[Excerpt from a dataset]
START

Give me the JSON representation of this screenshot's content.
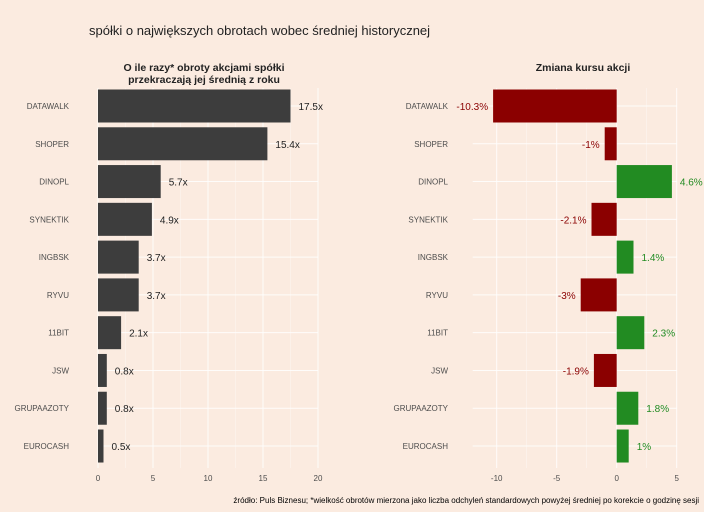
{
  "chart_data": [
    {
      "type": "bar",
      "orientation": "horizontal",
      "title": "O ile razy* obroty akcjami spółki przekraczają jej średnią z roku",
      "title_lines": [
        "O ile razy* obroty akcjami spółki",
        "przekraczają jej średnią z roku"
      ],
      "categories": [
        "DATAWALK",
        "SHOPER",
        "DINOPL",
        "SYNEKTIK",
        "INGBSK",
        "RYVU",
        "11BIT",
        "JSW",
        "GRUPAAZOTY",
        "EUROCASH"
      ],
      "values": [
        17.5,
        15.4,
        5.7,
        4.9,
        3.7,
        3.7,
        2.1,
        0.8,
        0.8,
        0.5
      ],
      "value_labels": [
        "17.5x",
        "15.4x",
        "5.7x",
        "4.9x",
        "3.7x",
        "3.7x",
        "2.1x",
        "0.8x",
        "0.8x",
        "0.5x"
      ],
      "xlim": [
        0,
        20
      ],
      "xticks": [
        0,
        5,
        10,
        15,
        20
      ],
      "xtick_labels": [
        "0",
        "5",
        "10",
        "15",
        "20"
      ],
      "bar_color": "#3d3d3d",
      "label_color": "#222222",
      "grid": true
    },
    {
      "type": "bar",
      "orientation": "horizontal",
      "title": "Zmiana kursu akcji",
      "title_lines": [
        "Zmiana kursu akcji"
      ],
      "categories": [
        "DATAWALK",
        "SHOPER",
        "DINOPL",
        "SYNEKTIK",
        "INGBSK",
        "RYVU",
        "11BIT",
        "JSW",
        "GRUPAAZOTY",
        "EUROCASH"
      ],
      "values": [
        -10.3,
        -1,
        4.6,
        -2.1,
        1.4,
        -3,
        2.3,
        -1.9,
        1.8,
        1
      ],
      "value_labels": [
        "-10.3%",
        "-1%",
        "4.6%",
        "-2.1%",
        "1.4%",
        "-3%",
        "2.3%",
        "-1.9%",
        "1.8%",
        "1%"
      ],
      "xlim": [
        -12,
        5
      ],
      "xticks": [
        -10,
        -5,
        0,
        5
      ],
      "xtick_labels": [
        "-10",
        "-5",
        "0",
        "5"
      ],
      "negative_color": "#8b0000",
      "positive_color": "#228b22",
      "grid": true
    }
  ],
  "main_title": "spółki o największych obrotach wobec średniej historycznej",
  "caption": "źródło: Puls Biznesu; *wielkość obrotów mierzona jako liczba odchyleń standardowych powyżej średniej po korekcie o godzinę sesji",
  "colors": {
    "background": "#fbebe0",
    "grid": "#ffffff"
  }
}
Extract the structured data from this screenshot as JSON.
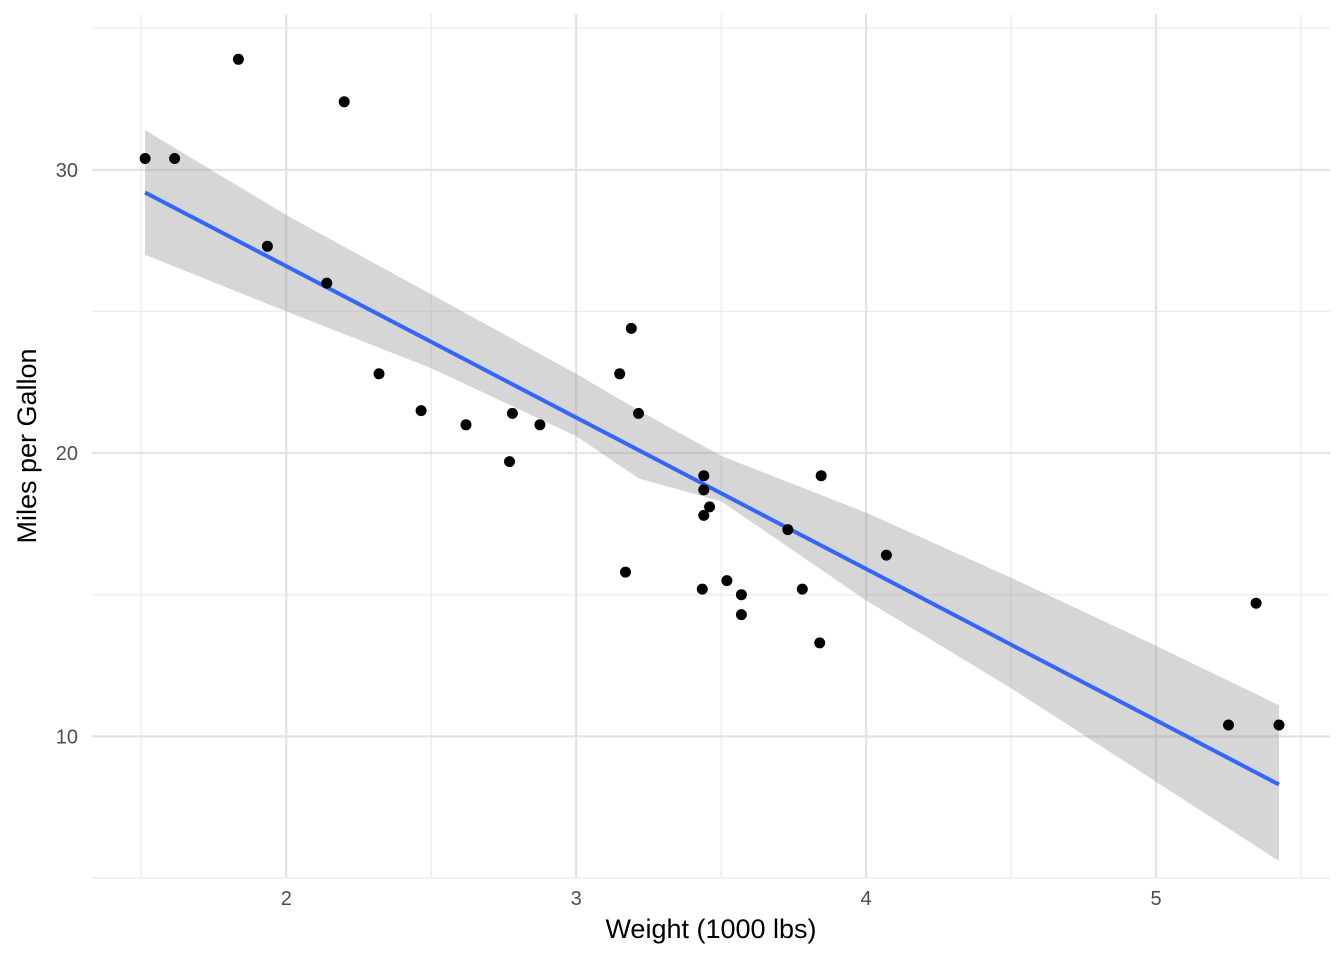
{
  "chart_data": {
    "type": "scatter",
    "title": "",
    "xlabel": "Weight (1000 lbs)",
    "ylabel": "Miles per Gallon",
    "xlim": [
      1.33,
      5.6
    ],
    "ylim": [
      5.0,
      35.5
    ],
    "x_ticks": [
      2,
      3,
      4,
      5
    ],
    "x_tick_labels": [
      "2",
      "3",
      "4",
      "5"
    ],
    "y_ticks": [
      10,
      20,
      30
    ],
    "y_tick_labels": [
      "10",
      "20",
      "30"
    ],
    "x_minor_ticks": [
      1.5,
      2.5,
      3.5,
      4.5,
      5.5
    ],
    "y_minor_ticks": [
      5,
      15,
      25,
      35
    ],
    "grid": true,
    "point_color": "#000000",
    "line_color": "#3366FF",
    "band_color": "#999999",
    "points": [
      {
        "x": 1.513,
        "y": 30.4
      },
      {
        "x": 1.615,
        "y": 30.4
      },
      {
        "x": 1.835,
        "y": 33.9
      },
      {
        "x": 1.935,
        "y": 27.3
      },
      {
        "x": 2.14,
        "y": 26.0
      },
      {
        "x": 2.2,
        "y": 32.4
      },
      {
        "x": 2.32,
        "y": 22.8
      },
      {
        "x": 2.465,
        "y": 21.5
      },
      {
        "x": 2.62,
        "y": 21.0
      },
      {
        "x": 2.77,
        "y": 19.7
      },
      {
        "x": 2.78,
        "y": 21.4
      },
      {
        "x": 2.875,
        "y": 21.0
      },
      {
        "x": 3.15,
        "y": 22.8
      },
      {
        "x": 3.17,
        "y": 15.8
      },
      {
        "x": 3.19,
        "y": 24.4
      },
      {
        "x": 3.215,
        "y": 21.4
      },
      {
        "x": 3.435,
        "y": 15.2
      },
      {
        "x": 3.44,
        "y": 18.7
      },
      {
        "x": 3.44,
        "y": 17.8
      },
      {
        "x": 3.44,
        "y": 19.2
      },
      {
        "x": 3.46,
        "y": 18.1
      },
      {
        "x": 3.52,
        "y": 15.5
      },
      {
        "x": 3.57,
        "y": 15.0
      },
      {
        "x": 3.57,
        "y": 14.3
      },
      {
        "x": 3.73,
        "y": 17.3
      },
      {
        "x": 3.78,
        "y": 15.2
      },
      {
        "x": 3.84,
        "y": 13.3
      },
      {
        "x": 3.845,
        "y": 19.2
      },
      {
        "x": 4.07,
        "y": 16.4
      },
      {
        "x": 5.25,
        "y": 10.4
      },
      {
        "x": 5.345,
        "y": 14.7
      },
      {
        "x": 5.424,
        "y": 10.4
      }
    ],
    "fit_line": {
      "x": [
        1.513,
        5.424
      ],
      "y": [
        29.2,
        8.3
      ]
    },
    "confidence_band": {
      "x": [
        1.513,
        2.0,
        2.5,
        3.0,
        3.217,
        3.5,
        4.0,
        4.5,
        5.0,
        5.424
      ],
      "upper": [
        31.4,
        28.4,
        25.6,
        22.8,
        21.5,
        19.9,
        17.9,
        15.6,
        13.2,
        11.1
      ],
      "lower": [
        27.0,
        25.0,
        23.0,
        20.6,
        19.1,
        18.3,
        14.8,
        11.7,
        8.4,
        5.6
      ]
    }
  }
}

END

**Exercise directions:**
Quote the full listing above word for word; exclude every picture from the copy.

**Full response:**
Give me the JSON representation of this screenshot's content.
{
  "chart_data": [
    {
      "type": "bar",
      "orientation": "horizontal",
      "title": "O ile razy* obroty akcjami spółki przekraczają jej średnią z roku",
      "title_lines": [
        "O ile razy* obroty akcjami spółki",
        "przekraczają jej średnią z roku"
      ],
      "categories": [
        "DATAWALK",
        "SHOPER",
        "DINOPL",
        "SYNEKTIK",
        "INGBSK",
        "RYVU",
        "11BIT",
        "JSW",
        "GRUPAAZOTY",
        "EUROCASH"
      ],
      "values": [
        17.5,
        15.4,
        5.7,
        4.9,
        3.7,
        3.7,
        2.1,
        0.8,
        0.8,
        0.5
      ],
      "value_labels": [
        "17.5x",
        "15.4x",
        "5.7x",
        "4.9x",
        "3.7x",
        "3.7x",
        "2.1x",
        "0.8x",
        "0.8x",
        "0.5x"
      ],
      "xlim": [
        0,
        20
      ],
      "xticks": [
        0,
        5,
        10,
        15,
        20
      ],
      "xtick_labels": [
        "0",
        "5",
        "10",
        "15",
        "20"
      ],
      "bar_color": "#3d3d3d",
      "label_color": "#222222",
      "grid": true
    },
    {
      "type": "bar",
      "orientation": "horizontal",
      "title": "Zmiana kursu akcji",
      "title_lines": [
        "Zmiana kursu akcji"
      ],
      "categories": [
        "DATAWALK",
        "SHOPER",
        "DINOPL",
        "SYNEKTIK",
        "INGBSK",
        "RYVU",
        "11BIT",
        "JSW",
        "GRUPAAZOTY",
        "EUROCASH"
      ],
      "values": [
        -10.3,
        -1,
        4.6,
        -2.1,
        1.4,
        -3,
        2.3,
        -1.9,
        1.8,
        1
      ],
      "value_labels": [
        "-10.3%",
        "-1%",
        "4.6%",
        "-2.1%",
        "1.4%",
        "-3%",
        "2.3%",
        "-1.9%",
        "1.8%",
        "1%"
      ],
      "xlim": [
        -12,
        5
      ],
      "xticks": [
        -10,
        -5,
        0,
        5
      ],
      "xtick_labels": [
        "-10",
        "-5",
        "0",
        "5"
      ],
      "negative_color": "#8b0000",
      "positive_color": "#228b22",
      "grid": true
    }
  ],
  "main_title": "spółki o największych obrotach wobec średniej historycznej",
  "caption": "źródło: Puls Biznesu; *wielkość obrotów mierzona jako liczba odchyleń standardowych powyżej średniej po korekcie o godzinę sesji",
  "colors": {
    "background": "#fbebe0",
    "grid": "#ffffff"
  }
}
Extract the structured data from this screenshot as JSON.
{
  "chart_data": {
    "type": "scatter",
    "title": "",
    "xlabel": "Weight (1000 lbs)",
    "ylabel": "Miles per Gallon",
    "xlim": [
      1.33,
      5.6
    ],
    "ylim": [
      5.0,
      35.5
    ],
    "x_ticks": [
      2,
      3,
      4,
      5
    ],
    "x_tick_labels": [
      "2",
      "3",
      "4",
      "5"
    ],
    "y_ticks": [
      10,
      20,
      30
    ],
    "y_tick_labels": [
      "10",
      "20",
      "30"
    ],
    "x_minor_ticks": [
      1.5,
      2.5,
      3.5,
      4.5,
      5.5
    ],
    "y_minor_ticks": [
      5,
      15,
      25,
      35
    ],
    "grid": true,
    "point_color": "#000000",
    "line_color": "#3366FF",
    "band_color": "#999999",
    "points": [
      {
        "x": 1.513,
        "y": 30.4
      },
      {
        "x": 1.615,
        "y": 30.4
      },
      {
        "x": 1.835,
        "y": 33.9
      },
      {
        "x": 1.935,
        "y": 27.3
      },
      {
        "x": 2.14,
        "y": 26.0
      },
      {
        "x": 2.2,
        "y": 32.4
      },
      {
        "x": 2.32,
        "y": 22.8
      },
      {
        "x": 2.465,
        "y": 21.5
      },
      {
        "x": 2.62,
        "y": 21.0
      },
      {
        "x": 2.77,
        "y": 19.7
      },
      {
        "x": 2.78,
        "y": 21.4
      },
      {
        "x": 2.875,
        "y": 21.0
      },
      {
        "x": 3.15,
        "y": 22.8
      },
      {
        "x": 3.17,
        "y": 15.8
      },
      {
        "x": 3.19,
        "y": 24.4
      },
      {
        "x": 3.215,
        "y": 21.4
      },
      {
        "x": 3.435,
        "y": 15.2
      },
      {
        "x": 3.44,
        "y": 18.7
      },
      {
        "x": 3.44,
        "y": 17.8
      },
      {
        "x": 3.44,
        "y": 19.2
      },
      {
        "x": 3.46,
        "y": 18.1
      },
      {
        "x": 3.52,
        "y": 15.5
      },
      {
        "x": 3.57,
        "y": 15.0
      },
      {
        "x": 3.57,
        "y": 14.3
      },
      {
        "x": 3.73,
        "y": 17.3
      },
      {
        "x": 3.78,
        "y": 15.2
      },
      {
        "x": 3.84,
        "y": 13.3
      },
      {
        "x": 3.845,
        "y": 19.2
      },
      {
        "x": 4.07,
        "y": 16.4
      },
      {
        "x": 5.25,
        "y": 10.4
      },
      {
        "x": 5.345,
        "y": 14.7
      },
      {
        "x": 5.424,
        "y": 10.4
      }
    ],
    "fit_line": {
      "x": [
        1.513,
        5.424
      ],
      "y": [
        29.2,
        8.3
      ]
    },
    "confidence_band": {
      "x": [
        1.513,
        2.0,
        2.5,
        3.0,
        3.217,
        3.5,
        4.0,
        4.5,
        5.0,
        5.424
      ],
      "upper": [
        31.4,
        28.4,
        25.6,
        22.8,
        21.5,
        19.9,
        17.9,
        15.6,
        13.2,
        11.1
      ],
      "lower": [
        27.0,
        25.0,
        23.0,
        20.6,
        19.1,
        18.3,
        14.8,
        11.7,
        8.4,
        5.6
      ]
    }
  }
}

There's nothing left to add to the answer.